# What is asked
Print all the entries verbatim.

Dataset excerpt:
────────────────────────────────────────

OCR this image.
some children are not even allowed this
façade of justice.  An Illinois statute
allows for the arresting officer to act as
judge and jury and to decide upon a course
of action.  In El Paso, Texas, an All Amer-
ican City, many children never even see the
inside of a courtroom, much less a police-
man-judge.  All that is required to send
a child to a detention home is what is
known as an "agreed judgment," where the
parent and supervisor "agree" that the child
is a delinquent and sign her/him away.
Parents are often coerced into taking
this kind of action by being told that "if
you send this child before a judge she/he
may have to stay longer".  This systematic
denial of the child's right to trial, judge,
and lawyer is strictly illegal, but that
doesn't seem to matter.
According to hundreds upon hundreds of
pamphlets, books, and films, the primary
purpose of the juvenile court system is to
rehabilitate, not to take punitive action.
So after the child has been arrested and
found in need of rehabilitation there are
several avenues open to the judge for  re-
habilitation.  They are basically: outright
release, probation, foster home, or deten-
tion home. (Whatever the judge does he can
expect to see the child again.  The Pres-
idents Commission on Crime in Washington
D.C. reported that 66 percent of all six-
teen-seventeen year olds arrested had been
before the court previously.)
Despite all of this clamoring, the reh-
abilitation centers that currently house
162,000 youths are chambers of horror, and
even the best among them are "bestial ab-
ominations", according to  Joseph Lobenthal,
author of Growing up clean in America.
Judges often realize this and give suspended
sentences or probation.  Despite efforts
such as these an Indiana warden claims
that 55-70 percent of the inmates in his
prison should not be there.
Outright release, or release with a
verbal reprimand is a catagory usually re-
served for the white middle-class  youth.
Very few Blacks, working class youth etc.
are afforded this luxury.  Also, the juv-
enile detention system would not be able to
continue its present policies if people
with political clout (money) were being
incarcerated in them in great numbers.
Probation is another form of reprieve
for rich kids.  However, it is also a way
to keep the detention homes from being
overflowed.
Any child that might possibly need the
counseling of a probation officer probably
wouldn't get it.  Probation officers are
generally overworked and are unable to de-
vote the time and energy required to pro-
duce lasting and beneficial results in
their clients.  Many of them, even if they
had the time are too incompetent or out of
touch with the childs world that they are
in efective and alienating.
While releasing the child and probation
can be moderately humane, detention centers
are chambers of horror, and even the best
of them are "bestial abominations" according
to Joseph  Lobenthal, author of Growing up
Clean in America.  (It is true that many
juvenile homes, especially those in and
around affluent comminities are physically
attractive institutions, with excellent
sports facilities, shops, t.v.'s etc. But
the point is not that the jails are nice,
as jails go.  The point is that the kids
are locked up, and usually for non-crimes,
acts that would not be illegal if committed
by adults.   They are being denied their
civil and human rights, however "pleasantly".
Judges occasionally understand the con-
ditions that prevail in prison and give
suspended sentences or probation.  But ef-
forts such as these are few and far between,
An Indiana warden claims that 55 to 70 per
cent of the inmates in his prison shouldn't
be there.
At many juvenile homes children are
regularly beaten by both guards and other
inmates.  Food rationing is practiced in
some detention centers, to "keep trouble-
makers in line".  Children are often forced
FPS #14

────────────────────────────────────────

# Output below
OCR this image.
some children are not even allowed this
façade of justice.  An Illinois statute
allows for the arresting officer to act as
judge and jury and to decide upon a course
of action.  In El Paso, Texas, an All Amer-
ican City, many children never even see the
inside of a courtroom, much less a police-
man-judge.  All that is required to send
a child to a detention home is what is
known as an "agreed judgment," where the
parent and supervisor "agree" that the child
is a delinquent and sign her/him away.
Parents are often coerced into taking
this kind of action by being told that "if
you send this child before a judge she/he
may have to stay longer".  This systematic
denial of the child's right to trial, judge,
and lawyer is strictly illegal, but that
doesn't seem to matter.
According to hundreds upon hundreds of
pamphlets, books, and films, the primary
purpose of the juvenile court system is to
rehabilitate, not to take punitive action.
So after the child has been arrested and
found in need of rehabilitation there are
several avenues open to the judge for  re-
habilitation.  They are basically: outright
release, probation, foster home, or deten-
tion home. (Whatever the judge does he can
expect to see the child again.  The Pres-
idents Commission on Crime in Washington
D.C. reported that 66 percent of all six-
teen-seventeen year olds arrested had been
before the court previously.)
Despite all of this clamoring, the reh-
abilitation centers that currently house
162,000 youths are chambers of horror, and
even the best among them are "bestial ab-
ominations", according to  Joseph Lobenthal,
author of Growing up clean in America.
Judges often realize this and give suspended
sentences or probation.  Despite efforts
such as these an Indiana warden claims
that 55-70 percent of the inmates in his
prison should not be there.
Outright release, or release with a
verbal reprimand is a catagory usually re-
served for the white middle-class  youth.
Very few Blacks, working class youth etc.
are afforded this luxury.  Also, the juv-
enile detention system would not be able to
continue its present policies if people
with political clout (money) were being
incarcerated in them in great numbers.
Probation is another form of reprieve
for rich kids.  However, it is also a way
to keep the detention homes from being
overflowed.
Any child that might possibly need the
counseling of a probation officer probably
wouldn't get it.  Probation officers are
generally overworked and are unable to de-
vote the time and energy required to pro-
duce lasting and beneficial results in
their clients.  Many of them, even if they
had the time are too incompetent or out of
touch with the childs world that they are
in efective and alienating.
While releasing the child and probation
can be moderately humane, detention centers
are chambers of horror, and even the best
of them are "bestial abominations" according
to Joseph  Lobenthal, author of Growing up
Clean in America.  (It is true that many
juvenile homes, especially those in and
around affluent comminities are physically
attractive institutions, with excellent
sports facilities, shops, t.v.'s etc. But
the point is not that the jails are nice,
as jails go.  The point is that the kids
are locked up, and usually for non-crimes,
acts that would not be illegal if committed
by adults.   They are being denied their
civil and human rights, however "pleasantly".
Judges occasionally understand the con-
ditions that prevail in prison and give
suspended sentences or probation.  But ef-
forts such as these are few and far between,
An Indiana warden claims that 55 to 70 per
cent of the inmates in his prison shouldn't
be there.
At many juvenile homes children are
regularly beaten by both guards and other
inmates.  Food rationing is practiced in
some detention centers, to "keep trouble-
makers in line".  Children are often forced
FPS #14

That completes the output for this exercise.